_Your objective_
Answer with a single number, the count of lines holding the word "cases".

_Supplied material_
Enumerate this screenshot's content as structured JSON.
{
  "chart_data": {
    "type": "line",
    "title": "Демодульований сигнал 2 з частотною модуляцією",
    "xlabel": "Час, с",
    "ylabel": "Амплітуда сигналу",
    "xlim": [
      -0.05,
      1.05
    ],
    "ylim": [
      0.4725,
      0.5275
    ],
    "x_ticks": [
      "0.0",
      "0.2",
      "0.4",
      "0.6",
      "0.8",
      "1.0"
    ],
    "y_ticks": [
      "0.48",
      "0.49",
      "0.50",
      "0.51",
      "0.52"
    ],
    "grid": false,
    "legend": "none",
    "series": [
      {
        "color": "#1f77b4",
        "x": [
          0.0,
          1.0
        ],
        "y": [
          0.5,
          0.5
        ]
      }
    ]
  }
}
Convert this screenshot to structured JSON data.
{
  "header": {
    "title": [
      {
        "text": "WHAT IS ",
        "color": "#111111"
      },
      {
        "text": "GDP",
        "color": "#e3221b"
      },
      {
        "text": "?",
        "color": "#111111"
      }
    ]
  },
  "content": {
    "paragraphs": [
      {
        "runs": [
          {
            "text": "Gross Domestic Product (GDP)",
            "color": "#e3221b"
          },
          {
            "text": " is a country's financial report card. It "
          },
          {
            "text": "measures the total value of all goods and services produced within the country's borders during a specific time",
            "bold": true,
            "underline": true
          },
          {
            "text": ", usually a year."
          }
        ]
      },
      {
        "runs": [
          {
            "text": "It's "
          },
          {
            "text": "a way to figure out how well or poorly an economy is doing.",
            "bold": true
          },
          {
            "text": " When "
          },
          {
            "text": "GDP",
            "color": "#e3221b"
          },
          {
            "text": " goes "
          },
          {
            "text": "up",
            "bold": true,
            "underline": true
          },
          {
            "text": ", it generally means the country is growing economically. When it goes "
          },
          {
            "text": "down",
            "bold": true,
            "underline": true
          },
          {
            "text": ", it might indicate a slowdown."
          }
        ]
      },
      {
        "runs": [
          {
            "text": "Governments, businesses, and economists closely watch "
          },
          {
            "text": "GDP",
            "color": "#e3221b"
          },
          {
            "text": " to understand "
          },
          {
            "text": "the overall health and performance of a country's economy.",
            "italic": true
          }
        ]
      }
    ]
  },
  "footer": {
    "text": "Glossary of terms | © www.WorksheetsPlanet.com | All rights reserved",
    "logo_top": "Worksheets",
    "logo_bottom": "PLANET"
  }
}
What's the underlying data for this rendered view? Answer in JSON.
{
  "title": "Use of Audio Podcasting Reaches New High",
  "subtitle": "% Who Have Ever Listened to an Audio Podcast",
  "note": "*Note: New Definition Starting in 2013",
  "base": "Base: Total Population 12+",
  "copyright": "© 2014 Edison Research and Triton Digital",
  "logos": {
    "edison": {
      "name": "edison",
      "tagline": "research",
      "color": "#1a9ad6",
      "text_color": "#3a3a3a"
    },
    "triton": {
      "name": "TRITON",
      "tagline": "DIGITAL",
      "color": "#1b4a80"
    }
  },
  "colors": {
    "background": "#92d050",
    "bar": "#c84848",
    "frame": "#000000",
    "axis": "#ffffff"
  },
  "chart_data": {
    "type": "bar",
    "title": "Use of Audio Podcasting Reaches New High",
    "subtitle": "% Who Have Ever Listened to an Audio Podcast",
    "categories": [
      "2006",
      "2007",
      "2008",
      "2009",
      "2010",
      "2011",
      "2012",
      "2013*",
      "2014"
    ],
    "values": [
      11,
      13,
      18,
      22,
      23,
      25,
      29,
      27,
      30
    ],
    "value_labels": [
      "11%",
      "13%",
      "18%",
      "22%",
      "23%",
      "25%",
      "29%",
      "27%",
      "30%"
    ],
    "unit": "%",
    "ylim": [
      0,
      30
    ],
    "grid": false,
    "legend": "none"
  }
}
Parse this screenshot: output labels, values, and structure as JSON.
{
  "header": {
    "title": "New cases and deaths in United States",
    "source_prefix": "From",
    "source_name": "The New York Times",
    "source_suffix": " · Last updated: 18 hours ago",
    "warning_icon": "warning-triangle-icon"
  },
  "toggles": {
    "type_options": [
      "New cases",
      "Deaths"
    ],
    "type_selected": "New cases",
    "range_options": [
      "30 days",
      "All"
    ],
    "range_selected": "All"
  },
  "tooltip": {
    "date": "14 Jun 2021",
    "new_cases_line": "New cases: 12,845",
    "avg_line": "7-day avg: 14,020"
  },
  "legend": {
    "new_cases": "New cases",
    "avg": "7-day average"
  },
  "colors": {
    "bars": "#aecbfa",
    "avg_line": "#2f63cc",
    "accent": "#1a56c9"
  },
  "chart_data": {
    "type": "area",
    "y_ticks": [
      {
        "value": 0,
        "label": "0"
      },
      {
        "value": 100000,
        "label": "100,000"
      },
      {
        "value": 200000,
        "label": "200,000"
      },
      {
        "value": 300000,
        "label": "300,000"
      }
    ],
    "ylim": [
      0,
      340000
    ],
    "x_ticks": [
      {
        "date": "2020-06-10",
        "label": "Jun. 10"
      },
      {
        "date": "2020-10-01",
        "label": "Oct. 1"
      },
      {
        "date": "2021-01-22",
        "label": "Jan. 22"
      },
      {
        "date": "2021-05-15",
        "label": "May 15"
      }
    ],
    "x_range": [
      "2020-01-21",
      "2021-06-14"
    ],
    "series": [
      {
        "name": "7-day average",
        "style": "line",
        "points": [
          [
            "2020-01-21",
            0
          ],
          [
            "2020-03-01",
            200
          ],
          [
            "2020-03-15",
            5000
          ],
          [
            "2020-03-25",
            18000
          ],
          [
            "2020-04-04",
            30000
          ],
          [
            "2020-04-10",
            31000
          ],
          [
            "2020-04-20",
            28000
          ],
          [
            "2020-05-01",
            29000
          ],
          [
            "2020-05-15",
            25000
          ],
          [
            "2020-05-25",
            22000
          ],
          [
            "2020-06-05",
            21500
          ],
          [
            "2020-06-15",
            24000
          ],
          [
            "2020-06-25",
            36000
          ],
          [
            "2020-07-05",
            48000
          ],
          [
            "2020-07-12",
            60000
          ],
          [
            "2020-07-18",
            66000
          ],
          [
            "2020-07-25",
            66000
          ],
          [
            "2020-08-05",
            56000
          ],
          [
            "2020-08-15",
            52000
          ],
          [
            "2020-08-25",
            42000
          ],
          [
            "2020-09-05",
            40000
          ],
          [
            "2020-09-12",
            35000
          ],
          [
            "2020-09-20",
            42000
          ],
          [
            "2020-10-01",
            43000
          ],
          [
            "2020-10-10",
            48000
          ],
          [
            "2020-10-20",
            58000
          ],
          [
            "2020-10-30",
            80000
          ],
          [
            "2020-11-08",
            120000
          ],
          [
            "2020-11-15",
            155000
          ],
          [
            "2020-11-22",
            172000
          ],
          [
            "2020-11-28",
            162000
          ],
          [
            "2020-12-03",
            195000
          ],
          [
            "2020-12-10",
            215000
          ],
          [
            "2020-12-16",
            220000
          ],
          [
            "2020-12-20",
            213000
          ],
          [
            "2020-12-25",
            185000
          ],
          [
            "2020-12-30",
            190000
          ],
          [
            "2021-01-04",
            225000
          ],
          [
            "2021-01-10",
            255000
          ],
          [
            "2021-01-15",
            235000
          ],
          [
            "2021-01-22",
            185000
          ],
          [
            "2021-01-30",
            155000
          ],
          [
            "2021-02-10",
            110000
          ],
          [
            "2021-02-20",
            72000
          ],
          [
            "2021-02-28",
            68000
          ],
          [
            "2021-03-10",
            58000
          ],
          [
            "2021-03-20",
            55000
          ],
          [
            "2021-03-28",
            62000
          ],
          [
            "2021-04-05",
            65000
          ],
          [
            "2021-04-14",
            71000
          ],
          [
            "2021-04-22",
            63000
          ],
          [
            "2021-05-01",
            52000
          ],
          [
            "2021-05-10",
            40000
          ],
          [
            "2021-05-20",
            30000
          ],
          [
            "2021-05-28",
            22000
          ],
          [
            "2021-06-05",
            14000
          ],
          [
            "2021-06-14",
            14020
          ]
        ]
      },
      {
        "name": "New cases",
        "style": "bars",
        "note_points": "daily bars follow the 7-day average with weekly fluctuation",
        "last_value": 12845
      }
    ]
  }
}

_Task result_
6